The employees’ actions “caused irreparable damage to the image and credibility of DDS and the State of Georgia,” DDS Commissioner Spencer R. Moore wrote in letters addressing the employees that were shared with CNN by a source close to the investigation.
A report, provided to CNN by the same source, details the results of the investigation and says the employees mishandled the driver’s license application of Caban Gonzalez and another individual in the Hinesville, Georgia DDS office.
The DDS said the investigation concluded that employees failed to follow protocol and that officials were already making changes.
Some of the changes involve enhanced transparency and oversight, more timely updates for customers and additional training for employees, the agency said.
“We applaud the recent steps put forth by the Georgia DDS to hold the people accountable for denying Kenneth and those in similar positions their driver’s licenses and for mandating greater transparency in the investigative process. We must do more to make sure that what happened to Kenneth never happens again,” Vasquez, the attorney representing Caban Gonzalez, said in a statement on Tuesday.
A spokesperson for LatinoJustice said Tuesday that Caban Gonzalez still has not yet received his Georgia driver’s license. Caban Gonzalez charges were dismissed in March, the GBI report said.
His lawsuit is pending in federal court.
Puerto Rican drivers were quizzed, lawsuit says
In his lawsuit, Caban Gonzalez said employees used a document titled “Puerto Rican Interview Guide” to quiz Puerto Rican drivers about fritters, frogs, hillbilly hats, baseball players and customs on their native island.
In the DDS statement released on Tuesday, Commissioner Moore noted the “Puerto Rican Interview Guide” was originally provided before 2003 by the State Department’s Diplomatic Security Service, the law enforcement and security branch of the agency. He said it “should never be used by DDS staff, under any circumstances, as it is not an authorized DDS document,” according to the statement.
Caban Gonzalez applied for a driver’s license in Liberty County, in southeast Georgia, on October 31, 2017, after meeting the state’s 30-day residency requirement, according to his lawsuit.
He had been pulled over with his Puerto Rico license, for which he was cited and fined $681 — a penalty he cannot pay without a job, according to his lawyers.
When he tried to obtain a Georgia driver’s license, he was subjected to special requirements directed solely toward Puerto Ricans, the lawsuit alleges.

Problems to work on ->
**a)** According to the article on the Georgia DDS investigation, who originally provided the "Puerto Rican Interview Guide"?
**b)** Transcribe the passage from the article on the Georgia DDS investigation that begins at the words "Puerto Rican drivers were" and stops after "their native island.".
**c)** Pick up the article on the Georgia DDS investigation after its final sentence and keep writing.

Records supplied ->

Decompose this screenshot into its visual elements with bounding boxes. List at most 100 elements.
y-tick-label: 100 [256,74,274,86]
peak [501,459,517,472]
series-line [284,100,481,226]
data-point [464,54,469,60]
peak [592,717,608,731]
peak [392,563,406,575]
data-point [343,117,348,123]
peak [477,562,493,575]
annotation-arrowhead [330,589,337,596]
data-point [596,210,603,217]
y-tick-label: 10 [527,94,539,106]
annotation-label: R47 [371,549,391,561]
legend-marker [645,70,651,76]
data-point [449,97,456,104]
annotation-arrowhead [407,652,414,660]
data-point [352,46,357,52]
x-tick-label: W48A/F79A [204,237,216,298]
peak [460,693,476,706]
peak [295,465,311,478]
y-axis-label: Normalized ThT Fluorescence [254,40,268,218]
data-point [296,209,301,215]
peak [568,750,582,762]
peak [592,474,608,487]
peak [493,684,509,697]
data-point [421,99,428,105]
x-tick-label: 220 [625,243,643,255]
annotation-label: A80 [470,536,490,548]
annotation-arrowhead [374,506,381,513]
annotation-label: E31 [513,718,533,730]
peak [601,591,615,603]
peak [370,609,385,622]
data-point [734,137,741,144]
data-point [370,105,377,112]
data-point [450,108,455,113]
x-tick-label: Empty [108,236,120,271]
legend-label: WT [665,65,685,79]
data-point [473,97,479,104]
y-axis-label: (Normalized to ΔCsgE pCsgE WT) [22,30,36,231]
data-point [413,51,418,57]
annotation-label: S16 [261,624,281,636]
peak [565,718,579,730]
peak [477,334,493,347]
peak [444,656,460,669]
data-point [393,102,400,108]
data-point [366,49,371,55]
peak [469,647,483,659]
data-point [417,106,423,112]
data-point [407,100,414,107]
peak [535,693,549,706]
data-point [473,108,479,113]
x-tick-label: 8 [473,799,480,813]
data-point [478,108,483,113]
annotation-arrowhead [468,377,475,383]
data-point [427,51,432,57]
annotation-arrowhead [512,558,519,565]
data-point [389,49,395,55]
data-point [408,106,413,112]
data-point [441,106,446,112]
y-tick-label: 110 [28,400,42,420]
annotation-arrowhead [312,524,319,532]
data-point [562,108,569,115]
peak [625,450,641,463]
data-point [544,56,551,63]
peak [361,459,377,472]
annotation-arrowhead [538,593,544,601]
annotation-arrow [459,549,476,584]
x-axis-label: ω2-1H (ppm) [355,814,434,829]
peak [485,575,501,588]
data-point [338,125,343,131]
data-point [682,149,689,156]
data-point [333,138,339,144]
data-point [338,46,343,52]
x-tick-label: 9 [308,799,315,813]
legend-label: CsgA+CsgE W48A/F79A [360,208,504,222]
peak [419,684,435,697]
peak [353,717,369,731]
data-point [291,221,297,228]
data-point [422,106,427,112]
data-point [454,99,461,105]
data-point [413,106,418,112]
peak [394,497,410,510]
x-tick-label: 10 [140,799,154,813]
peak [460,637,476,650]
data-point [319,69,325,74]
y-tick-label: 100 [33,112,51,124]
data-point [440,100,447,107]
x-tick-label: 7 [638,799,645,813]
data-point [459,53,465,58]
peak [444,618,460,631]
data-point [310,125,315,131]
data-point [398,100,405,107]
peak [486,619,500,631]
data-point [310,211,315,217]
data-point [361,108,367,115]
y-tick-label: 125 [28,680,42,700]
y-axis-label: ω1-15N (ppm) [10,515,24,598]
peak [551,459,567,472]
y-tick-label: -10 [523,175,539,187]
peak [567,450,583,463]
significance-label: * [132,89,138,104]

Answers per task ->
**a)** The State Department's Diplomatic Security Service provided it before 2003.

**b)**
Puerto Rican drivers were quizzed, lawsuit says
In his lawsuit, Caban Gonzalez said employees used a document titled “Puerto Rican Interview Guide” to quiz Puerto Rican drivers about fritters, frogs, hillbilly hats, baseball players and customs on their native island.

**c)**
The lawsuit claims the “Puerto Rican Interview Guide” was used to quiz applicants on the archipelago. Among its queries:
• How long is the San Juan-Fajardo train ride? (There is no train.)
• Who is Roberto Clemente? (The Puerto Rican-born baseball legend.)
• What is the name of the frog native only to PR? (Coqui.)
• What is a pava? (A straw hat worn by small farmers or hillbillies.)
• What is alcapurria? (A meat-filled plantain fritter.)
• How do you celebrate San Juan Day? (Walk backward into the ocean at midnight.)
A note in the interview guide says the questions are designed to ferret out fraud.
“While this guide can in no way positively determine if a person was born in or lived in Puerto Rico, it will help determine if the individual has a normal base of knowledge of their claimed birthplace,” it says.
As part of his 2017 application for a driver’s license, Caban Gonzalez submitted a birth certificate issued in 2014, a valid Puerto Rico driver’s license, a pay stub and his Social Security card to DDS, which the state kept.
The month after Caban Gonzalez applied for his license, a DDS inspector texted him asking him to visit the department’s office in Savannah for an interview, but after Caban Gonzalez arrived and took his exam, he was arrested, Vasquez said.
He was accused of forgery and making false statements, the lawsuit said.
There are likely more than 40 Puerto Ricans with similar claims, according to the lawsuit. Forty plaintiffs are required to initiate a class-action lawsuit.
More than 93,000 Puerto Ricans live in Georgia, according to the 2017 census estimate.